■ Source data
* Begin *
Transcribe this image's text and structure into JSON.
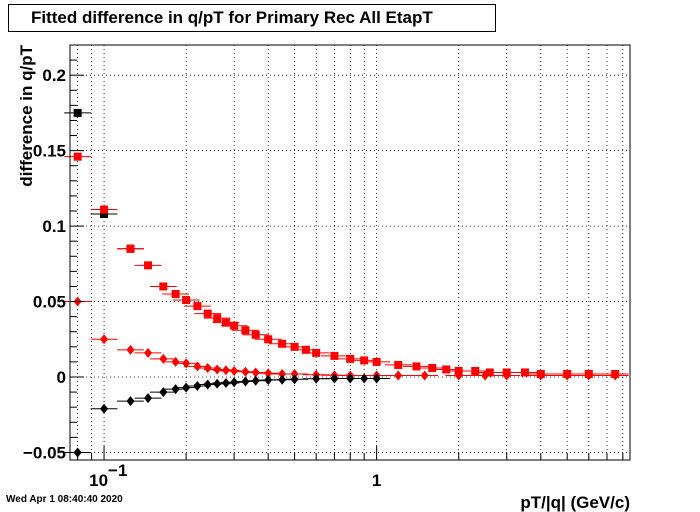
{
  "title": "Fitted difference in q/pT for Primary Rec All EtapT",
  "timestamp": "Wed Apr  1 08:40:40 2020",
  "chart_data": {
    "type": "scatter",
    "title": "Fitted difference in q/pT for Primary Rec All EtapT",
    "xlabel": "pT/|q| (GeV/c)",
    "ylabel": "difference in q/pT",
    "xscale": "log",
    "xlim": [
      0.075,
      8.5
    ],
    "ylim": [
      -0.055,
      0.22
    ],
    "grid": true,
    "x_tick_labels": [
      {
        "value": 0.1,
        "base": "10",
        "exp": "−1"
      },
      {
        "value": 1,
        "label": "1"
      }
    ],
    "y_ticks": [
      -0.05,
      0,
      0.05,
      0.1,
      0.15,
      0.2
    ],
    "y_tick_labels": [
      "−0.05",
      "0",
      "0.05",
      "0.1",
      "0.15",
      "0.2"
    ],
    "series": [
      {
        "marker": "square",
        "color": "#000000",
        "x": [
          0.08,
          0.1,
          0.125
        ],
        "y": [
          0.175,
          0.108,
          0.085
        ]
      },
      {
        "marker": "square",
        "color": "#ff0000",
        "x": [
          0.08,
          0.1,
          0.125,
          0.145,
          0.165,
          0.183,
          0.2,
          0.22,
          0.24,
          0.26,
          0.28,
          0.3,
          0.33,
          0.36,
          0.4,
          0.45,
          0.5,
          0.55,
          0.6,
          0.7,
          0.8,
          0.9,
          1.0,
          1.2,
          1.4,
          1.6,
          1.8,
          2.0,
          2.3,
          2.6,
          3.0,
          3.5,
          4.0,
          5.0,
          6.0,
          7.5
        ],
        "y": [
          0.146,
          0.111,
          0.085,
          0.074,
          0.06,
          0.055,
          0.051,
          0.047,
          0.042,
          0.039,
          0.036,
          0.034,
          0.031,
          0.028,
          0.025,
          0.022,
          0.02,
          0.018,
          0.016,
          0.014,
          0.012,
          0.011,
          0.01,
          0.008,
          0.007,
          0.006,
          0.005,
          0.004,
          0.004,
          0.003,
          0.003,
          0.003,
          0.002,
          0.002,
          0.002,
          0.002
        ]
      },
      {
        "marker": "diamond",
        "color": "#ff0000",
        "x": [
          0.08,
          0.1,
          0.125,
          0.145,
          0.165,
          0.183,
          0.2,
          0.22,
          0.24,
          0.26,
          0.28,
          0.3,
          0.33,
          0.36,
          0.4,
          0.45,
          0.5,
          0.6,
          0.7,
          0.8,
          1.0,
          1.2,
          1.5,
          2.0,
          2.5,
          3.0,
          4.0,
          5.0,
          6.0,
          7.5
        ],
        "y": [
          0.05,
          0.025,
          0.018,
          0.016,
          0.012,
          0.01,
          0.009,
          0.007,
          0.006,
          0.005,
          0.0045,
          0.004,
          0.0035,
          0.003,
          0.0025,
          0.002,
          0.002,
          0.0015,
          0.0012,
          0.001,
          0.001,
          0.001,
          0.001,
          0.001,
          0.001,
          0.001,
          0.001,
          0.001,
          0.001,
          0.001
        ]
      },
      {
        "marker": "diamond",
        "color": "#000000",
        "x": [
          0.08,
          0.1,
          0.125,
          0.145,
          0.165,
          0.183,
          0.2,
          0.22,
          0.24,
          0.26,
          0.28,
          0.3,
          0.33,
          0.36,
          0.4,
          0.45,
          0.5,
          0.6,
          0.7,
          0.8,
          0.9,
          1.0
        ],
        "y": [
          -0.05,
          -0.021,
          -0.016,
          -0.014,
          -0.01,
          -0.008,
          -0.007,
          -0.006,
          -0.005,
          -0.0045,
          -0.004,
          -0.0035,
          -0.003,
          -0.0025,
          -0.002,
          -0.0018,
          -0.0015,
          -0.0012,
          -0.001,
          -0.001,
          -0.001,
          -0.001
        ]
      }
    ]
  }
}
* End *
■ AIM
Reproduce all of the data exactly, omitting each picture it holds.

■ TASK OUTPUT
Transcribe this image's text and structure into JSON.
{
  "title": "Fitted difference in q/pT for Primary Rec All EtapT",
  "timestamp": "Wed Apr  1 08:40:40 2020",
  "chart_data": {
    "type": "scatter",
    "title": "Fitted difference in q/pT for Primary Rec All EtapT",
    "xlabel": "pT/|q| (GeV/c)",
    "ylabel": "difference in q/pT",
    "xscale": "log",
    "xlim": [
      0.075,
      8.5
    ],
    "ylim": [
      -0.055,
      0.22
    ],
    "grid": true,
    "x_tick_labels": [
      {
        "value": 0.1,
        "base": "10",
        "exp": "−1"
      },
      {
        "value": 1,
        "label": "1"
      }
    ],
    "y_ticks": [
      -0.05,
      0,
      0.05,
      0.1,
      0.15,
      0.2
    ],
    "y_tick_labels": [
      "−0.05",
      "0",
      "0.05",
      "0.1",
      "0.15",
      "0.2"
    ],
    "series": [
      {
        "marker": "square",
        "color": "#000000",
        "x": [
          0.08,
          0.1,
          0.125
        ],
        "y": [
          0.175,
          0.108,
          0.085
        ]
      },
      {
        "marker": "square",
        "color": "#ff0000",
        "x": [
          0.08,
          0.1,
          0.125,
          0.145,
          0.165,
          0.183,
          0.2,
          0.22,
          0.24,
          0.26,
          0.28,
          0.3,
          0.33,
          0.36,
          0.4,
          0.45,
          0.5,
          0.55,
          0.6,
          0.7,
          0.8,
          0.9,
          1.0,
          1.2,
          1.4,
          1.6,
          1.8,
          2.0,
          2.3,
          2.6,
          3.0,
          3.5,
          4.0,
          5.0,
          6.0,
          7.5
        ],
        "y": [
          0.146,
          0.111,
          0.085,
          0.074,
          0.06,
          0.055,
          0.051,
          0.047,
          0.042,
          0.039,
          0.036,
          0.034,
          0.031,
          0.028,
          0.025,
          0.022,
          0.02,
          0.018,
          0.016,
          0.014,
          0.012,
          0.011,
          0.01,
          0.008,
          0.007,
          0.006,
          0.005,
          0.004,
          0.004,
          0.003,
          0.003,
          0.003,
          0.002,
          0.002,
          0.002,
          0.002
        ]
      },
      {
        "marker": "diamond",
        "color": "#ff0000",
        "x": [
          0.08,
          0.1,
          0.125,
          0.145,
          0.165,
          0.183,
          0.2,
          0.22,
          0.24,
          0.26,
          0.28,
          0.3,
          0.33,
          0.36,
          0.4,
          0.45,
          0.5,
          0.6,
          0.7,
          0.8,
          1.0,
          1.2,
          1.5,
          2.0,
          2.5,
          3.0,
          4.0,
          5.0,
          6.0,
          7.5
        ],
        "y": [
          0.05,
          0.025,
          0.018,
          0.016,
          0.012,
          0.01,
          0.009,
          0.007,
          0.006,
          0.005,
          0.0045,
          0.004,
          0.0035,
          0.003,
          0.0025,
          0.002,
          0.002,
          0.0015,
          0.0012,
          0.001,
          0.001,
          0.001,
          0.001,
          0.001,
          0.001,
          0.001,
          0.001,
          0.001,
          0.001,
          0.001
        ]
      },
      {
        "marker": "diamond",
        "color": "#000000",
        "x": [
          0.08,
          0.1,
          0.125,
          0.145,
          0.165,
          0.183,
          0.2,
          0.22,
          0.24,
          0.26,
          0.28,
          0.3,
          0.33,
          0.36,
          0.4,
          0.45,
          0.5,
          0.6,
          0.7,
          0.8,
          0.9,
          1.0
        ],
        "y": [
          -0.05,
          -0.021,
          -0.016,
          -0.014,
          -0.01,
          -0.008,
          -0.007,
          -0.006,
          -0.005,
          -0.0045,
          -0.004,
          -0.0035,
          -0.003,
          -0.0025,
          -0.002,
          -0.0018,
          -0.0015,
          -0.0012,
          -0.001,
          -0.001,
          -0.001,
          -0.001
        ]
      }
    ]
  }
}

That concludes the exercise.